● TRY IT: Your task is to copy every line of the entries that contains "VIRUS".

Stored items
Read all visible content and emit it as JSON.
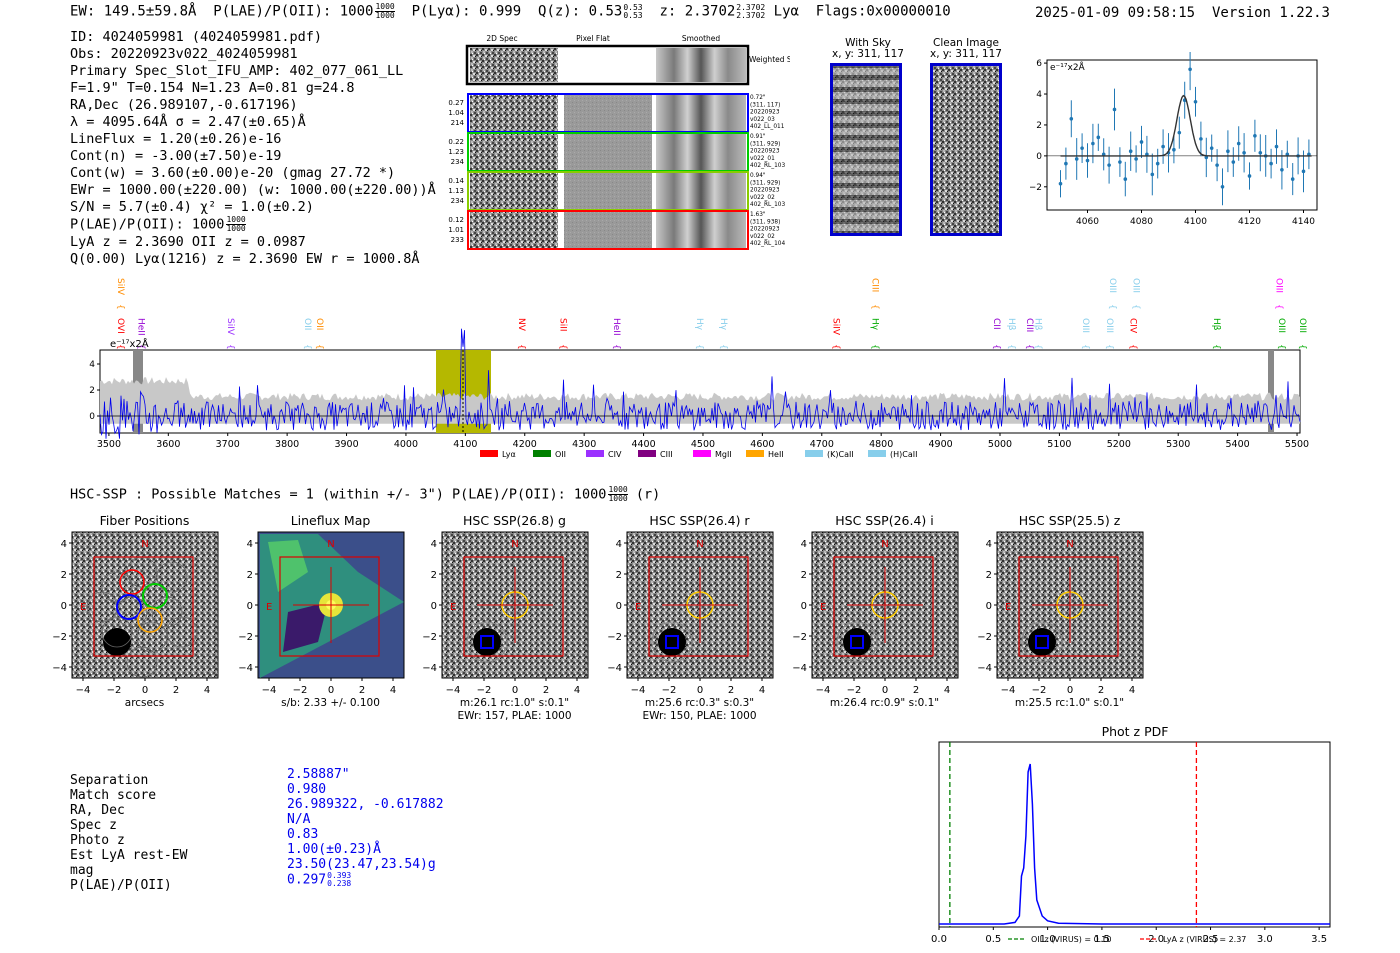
{
  "header": {
    "ew_text": "EW: 149.5±59.8Å",
    "plae_label": "P(LAE)/P(OII): 1000",
    "plae_sup": "1000",
    "plae_sub": "1000",
    "plya_text": "P(Lyα): 0.999",
    "qz_label": "Q(z): 0.53",
    "qz_sup": "0.53",
    "qz_sub": "0.53",
    "z_label": "z: 2.3702",
    "z_sup": "2.3702",
    "z_sub": "2.3702",
    "z_line": "Lyα",
    "flags": "Flags:0x00000010",
    "timestamp": "2025-01-09 09:58:15",
    "version": "Version 1.22.3"
  },
  "info": {
    "lines": [
      "ID: 4024059981 (4024059981.pdf)",
      "Obs: 20220923v022_4024059981",
      "Primary Spec_Slot_IFU_AMP: 402_077_061_LL",
      "F=1.9\"  T=0.154  N=1.23  A=0.81  g=24.8",
      "RA,Dec (26.989107,-0.617196)",
      "λ = 4095.64Å  σ = 2.47(±0.65)Å",
      "LineFlux = 1.20(±0.26)e-16",
      "Cont(n) = -3.00(±7.50)e-19",
      "Cont(w) = 3.60(±0.00)e-20 (gmag 27.72 *)",
      "EWr = 1000.00(±220.00) (w: 1000.00(±220.00))Å",
      "S/N = 5.7(±0.4)  χ² = 1.0(±0.2)"
    ],
    "plae_line": "P(LAE)/P(OII): 1000",
    "plae_sup": "1000",
    "plae_sub": "1000",
    "lya_line": "LyA z = 2.3690  OII z = 0.0987",
    "q_line": "Q(0.00) Lyα(1216) z = 2.3690  EW r = 1000.8Å"
  },
  "spec2d": {
    "col_headers": [
      "2D Spec",
      "Pixel Flat",
      "Smoothed"
    ],
    "weighted_label": "Weighted Sum",
    "rows": [
      {
        "left": [
          "0.27",
          "1.04",
          "214"
        ],
        "right": [
          "0.72\"",
          "(311, 117)",
          "20220923",
          "v022_03",
          "402_LL_011"
        ],
        "color": "#0000ff"
      },
      {
        "left": [
          "0.22",
          "1.23",
          "234"
        ],
        "right": [
          "0.91\"",
          "(311, 929)",
          "20220923",
          "v022_01",
          "402_RL_103"
        ],
        "color": "#00cc00"
      },
      {
        "left": [
          "0.14",
          "1.13",
          "234"
        ],
        "right": [
          "0.94\"",
          "(311, 929)",
          "20220923",
          "v022_02",
          "402_RL_103"
        ],
        "color": "#88cc00"
      },
      {
        "left": [
          "0.12",
          "1.01",
          "233"
        ],
        "right": [
          "1.63\"",
          "(311, 938)",
          "20220923",
          "v022_02",
          "402_RL_104"
        ],
        "color": "#ff0000"
      }
    ]
  },
  "sky": {
    "with_sky_title": "With Sky",
    "with_sky_xy": "x, y: 311, 117",
    "clean_title": "Clean Image",
    "clean_xy": "x, y: 311, 117"
  },
  "line_fit": {
    "unit_label": "e⁻¹⁷x2Å",
    "x_ticks": [
      "4060",
      "4080",
      "4100",
      "4120",
      "4140"
    ],
    "y_ticks": [
      "6",
      "4",
      "2",
      "0",
      "−2"
    ]
  },
  "spectrum": {
    "unit_label": "e⁻¹⁷x2Å",
    "x_ticks": [
      "3500",
      "3600",
      "3700",
      "3800",
      "3900",
      "4000",
      "4100",
      "4200",
      "4300",
      "4400",
      "4500",
      "4600",
      "4700",
      "4800",
      "4900",
      "5000",
      "5100",
      "5200",
      "5300",
      "5400",
      "5500"
    ],
    "y_ticks": [
      "4",
      "2",
      "0"
    ],
    "line_labels": [
      {
        "text": "OVI",
        "color": "#ff0000",
        "wl": 3510
      },
      {
        "text": "SiIV",
        "color": "#ff8c00",
        "wl": 3510,
        "high": true
      },
      {
        "text": "HeII",
        "color": "#9400d3",
        "wl": 3545
      },
      {
        "text": "SiIV",
        "color": "#9b30ff",
        "wl": 3695
      },
      {
        "text": "OII",
        "color": "#87ceeb",
        "wl": 3825
      },
      {
        "text": "OII",
        "color": "#ff8c00",
        "wl": 3845
      },
      {
        "text": "NV",
        "color": "#ff0000",
        "wl": 4185
      },
      {
        "text": "SiII",
        "color": "#ff0000",
        "wl": 4255
      },
      {
        "text": "HeII",
        "color": "#9400d3",
        "wl": 4345
      },
      {
        "text": "Hγ",
        "color": "#87ceeb",
        "wl": 4485
      },
      {
        "text": "Hγ",
        "color": "#87ceeb",
        "wl": 4525
      },
      {
        "text": "SiIV",
        "color": "#ff0000",
        "wl": 4715
      },
      {
        "text": "CIII",
        "color": "#ff8c00",
        "wl": 4780,
        "high": true
      },
      {
        "text": "Hγ",
        "color": "#00aa00",
        "wl": 4780
      },
      {
        "text": "CII",
        "color": "#9400d3",
        "wl": 4985
      },
      {
        "text": "Hβ",
        "color": "#87ceeb",
        "wl": 5010
      },
      {
        "text": "CIII",
        "color": "#9400d3",
        "wl": 5040
      },
      {
        "text": "Hβ",
        "color": "#87ceeb",
        "wl": 5055
      },
      {
        "text": "OIII",
        "color": "#87ceeb",
        "wl": 5135
      },
      {
        "text": "OIII",
        "color": "#87ceeb",
        "wl": 5180,
        "high": true
      },
      {
        "text": "OIII",
        "color": "#87ceeb",
        "wl": 5175
      },
      {
        "text": "OIII",
        "color": "#87ceeb",
        "wl": 5220,
        "high": true
      },
      {
        "text": "CIV",
        "color": "#ff0000",
        "wl": 5215
      },
      {
        "text": "Hβ",
        "color": "#00aa00",
        "wl": 5355
      },
      {
        "text": "OIII",
        "color": "#ff00ff",
        "wl": 5460,
        "high": true
      },
      {
        "text": "OIII",
        "color": "#00aa00",
        "wl": 5465
      },
      {
        "text": "OIII",
        "color": "#00aa00",
        "wl": 5500
      }
    ],
    "legend": [
      {
        "label": "Lyα",
        "color": "#ff0000"
      },
      {
        "label": "OII",
        "color": "#008000"
      },
      {
        "label": "CIV",
        "color": "#9b30ff"
      },
      {
        "label": "CIII",
        "color": "#800080"
      },
      {
        "label": "MgII",
        "color": "#ff00ff"
      },
      {
        "label": "HeII",
        "color": "#ffa500"
      },
      {
        "label": "(K)CaII",
        "color": "#87ceeb"
      },
      {
        "label": "(H)CaII",
        "color": "#87ceeb"
      }
    ]
  },
  "hsc": {
    "heading": "HSC-SSP : Possible Matches = 1 (within +/- 3\")  P(LAE)/P(OII): 1000",
    "heading_sup": "1000",
    "heading_sub": "1000",
    "heading_suffix": "(r)",
    "panels": [
      {
        "title": "Fiber Positions",
        "cap1": "arcsecs",
        "cap2": ""
      },
      {
        "title": "Lineflux Map",
        "cap1": "s/b: 2.33 +/- 0.100",
        "cap2": ""
      },
      {
        "title": "HSC SSP(26.8) g",
        "cap1": "m:26.1 rc:1.0\"  s:0.1\"",
        "cap2": "EWr: 157, PLAE: 1000"
      },
      {
        "title": "HSC SSP(26.4) r",
        "cap1": "m:25.6  rc:0.3\"  s:0.3\"",
        "cap2": "EWr: 150, PLAE: 1000"
      },
      {
        "title": "HSC SSP(26.4) i",
        "cap1": "m:26.4 rc:0.9\"  s:0.1\"",
        "cap2": ""
      },
      {
        "title": "HSC SSP(25.5) z",
        "cap1": "m:25.5 rc:1.0\"  s:0.1\"",
        "cap2": ""
      }
    ],
    "axis_ticks": [
      "4",
      "2",
      "0",
      "−2",
      "−4"
    ],
    "x_axis_ticks": [
      "−4",
      "−2",
      "0",
      "2",
      "4"
    ],
    "north": "N",
    "east": "E"
  },
  "match_table": {
    "labels": [
      "Separation",
      "Match score",
      "RA, Dec",
      "Spec z",
      "Photo z",
      "Est LyA rest-EW",
      "mag",
      "P(LAE)/P(OII)"
    ],
    "values": [
      "2.58887\"",
      "0.980",
      "26.989322, -0.617882",
      "N/A",
      "0.83",
      "1.00(±0.23)Å",
      "23.50(23.47,23.54)g",
      "0.297"
    ],
    "plae_sup": "0.393",
    "plae_sub": "0.238"
  },
  "chart_data": [
    {
      "type": "line",
      "title": "Phot z PDF",
      "xlabel": "",
      "ylabel": "",
      "xlim": [
        0.0,
        3.6
      ],
      "x_ticks": [
        "0.0",
        "0.5",
        "1.0",
        "1.5",
        "2.0",
        "2.5",
        "3.0",
        "3.5"
      ],
      "series": [
        {
          "name": "PDF",
          "color": "#0000ff",
          "x": [
            0.0,
            0.6,
            0.7,
            0.74,
            0.76,
            0.78,
            0.8,
            0.82,
            0.84,
            0.86,
            0.88,
            0.9,
            0.95,
            1.0,
            1.1,
            1.5,
            2.0,
            3.0,
            3.6
          ],
          "y": [
            0.0,
            0.0,
            0.01,
            0.05,
            0.3,
            0.35,
            0.55,
            0.95,
            1.0,
            0.75,
            0.35,
            0.15,
            0.05,
            0.02,
            0.005,
            0.0,
            0.0,
            0.0,
            0.0
          ]
        }
      ],
      "vlines": [
        {
          "name": "OII z (VIRUS) = 0.10",
          "x": 0.1,
          "color": "#008000"
        },
        {
          "name": "LyA z (VIRUS) = 2.37",
          "x": 2.37,
          "color": "#ff0000"
        }
      ]
    },
    {
      "type": "scatter",
      "title": "Line fit",
      "xlabel": "",
      "ylabel": "e⁻¹⁷x2Å",
      "xlim": [
        4045,
        4145
      ],
      "ylim": [
        -3.5,
        6.2
      ],
      "series": [
        {
          "name": "data",
          "color": "#1f77b4",
          "x": [
            4050,
            4052,
            4054,
            4056,
            4058,
            4060,
            4062,
            4064,
            4066,
            4068,
            4070,
            4072,
            4074,
            4076,
            4078,
            4080,
            4082,
            4084,
            4086,
            4088,
            4090,
            4092,
            4094,
            4096,
            4098,
            4100,
            4102,
            4104,
            4106,
            4108,
            4110,
            4112,
            4114,
            4116,
            4118,
            4120,
            4122,
            4124,
            4126,
            4128,
            4130,
            4132,
            4134,
            4136,
            4138,
            4140,
            4142
          ],
          "y": [
            -1.8,
            -0.5,
            2.4,
            -0.2,
            0.5,
            -0.3,
            0.8,
            1.2,
            0.1,
            -0.6,
            3.0,
            -0.4,
            -1.5,
            0.3,
            -0.2,
            0.9,
            0.1,
            -1.2,
            -0.5,
            0.6,
            0.2,
            0.4,
            1.5,
            3.6,
            5.6,
            3.5,
            1.1,
            -0.1,
            0.5,
            -0.6,
            -2.0,
            0.3,
            -0.4,
            0.8,
            0.2,
            -1.3,
            1.3,
            0.2,
            0.0,
            -0.5,
            0.6,
            -0.9,
            0.1,
            -1.5,
            0.0,
            -1.0,
            0.1
          ],
          "err": 1.1
        },
        {
          "name": "fit",
          "color": "#333333",
          "center": 4095.6,
          "sigma": 2.47,
          "amp": 3.9
        }
      ]
    }
  ]
}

● EXERCISE RESPONSE:
          "name": "OII z (VIRUS) = 0.10",
          "name": "LyA z (VIRUS) = 2.37",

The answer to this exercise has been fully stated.